- EXERCISE GOAL
Write out every line below that includes the word "password".

[Dataset entries]
■ ■ ■ ■ ■

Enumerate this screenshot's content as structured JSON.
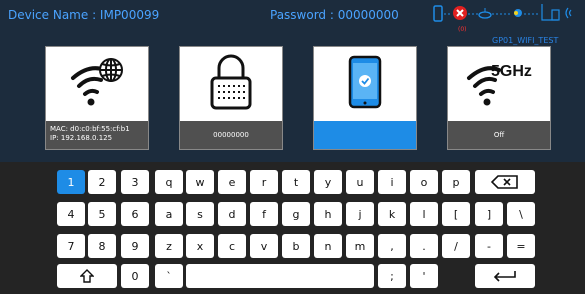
{
  "header": {
    "device_name": "Device Name : IMP00099",
    "password": "Password : 00000000",
    "error_count": "(0)",
    "device_id": "GP01_WIFI_TEST"
  },
  "tiles": [
    {
      "name": "wifi-info",
      "icon": "wifi-globe-icon",
      "mac": "MAC:  d0:c0:bf:55:cf:b1",
      "ip": "IP:    192.168.0.125"
    },
    {
      "name": "password",
      "icon": "lock-icon",
      "label": "00000000"
    },
    {
      "name": "phone",
      "icon": "phone-check-icon",
      "label": ""
    },
    {
      "name": "band",
      "icon": "wifi-5ghz-icon",
      "badge": "5GHz",
      "label": "Off"
    }
  ],
  "keyboard": {
    "row1": [
      "1",
      "2",
      "3",
      "q",
      "w",
      "e",
      "r",
      "t",
      "y",
      "u",
      "i",
      "o",
      "p"
    ],
    "row2": [
      "4",
      "5",
      "6",
      "a",
      "s",
      "d",
      "f",
      "g",
      "h",
      "j",
      "k",
      "l",
      "[",
      "]",
      "\\"
    ],
    "row3": [
      "7",
      "8",
      "9",
      "z",
      "x",
      "c",
      "v",
      "b",
      "n",
      "m",
      ",",
      ".",
      "/",
      "-",
      "="
    ],
    "row4_zero": "0",
    "row4_backtick": "`",
    "row4_semicolon": ";",
    "row4_quote": "'"
  },
  "colors": {
    "accent": "#1e8ce6",
    "header_text": "#4aa3ff",
    "header_bg": "#1c2c3d",
    "error": "#ff3030"
  }
}
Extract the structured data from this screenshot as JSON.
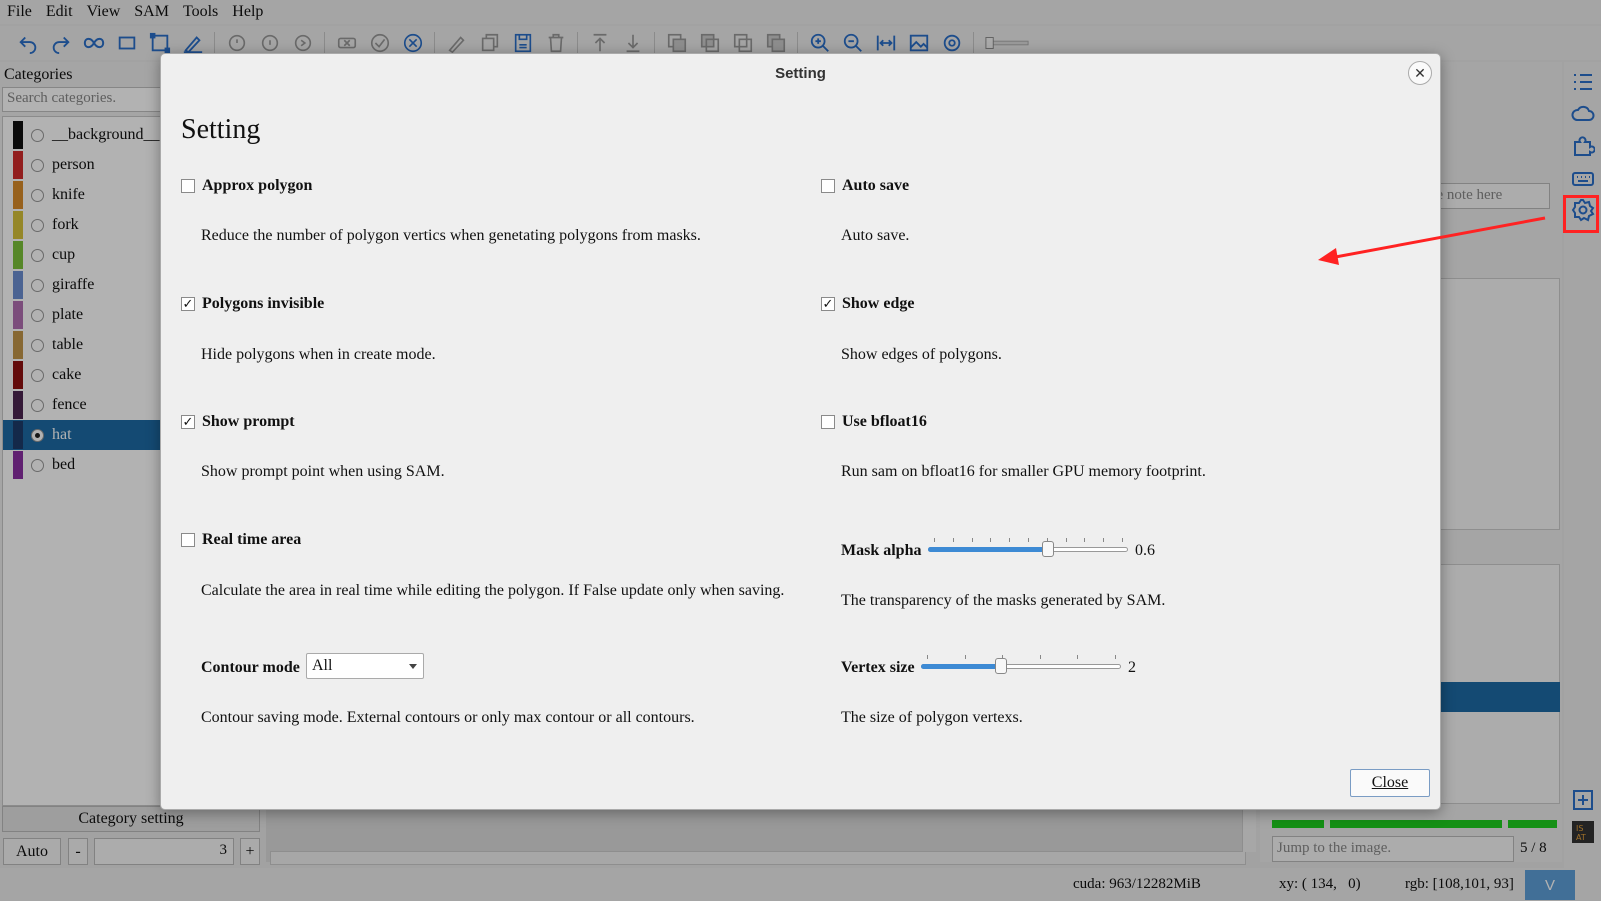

■ ■ ■ ■ ■

- RESULT OF THE TASK
    "password": "Password : 00000000",
      "name": "password",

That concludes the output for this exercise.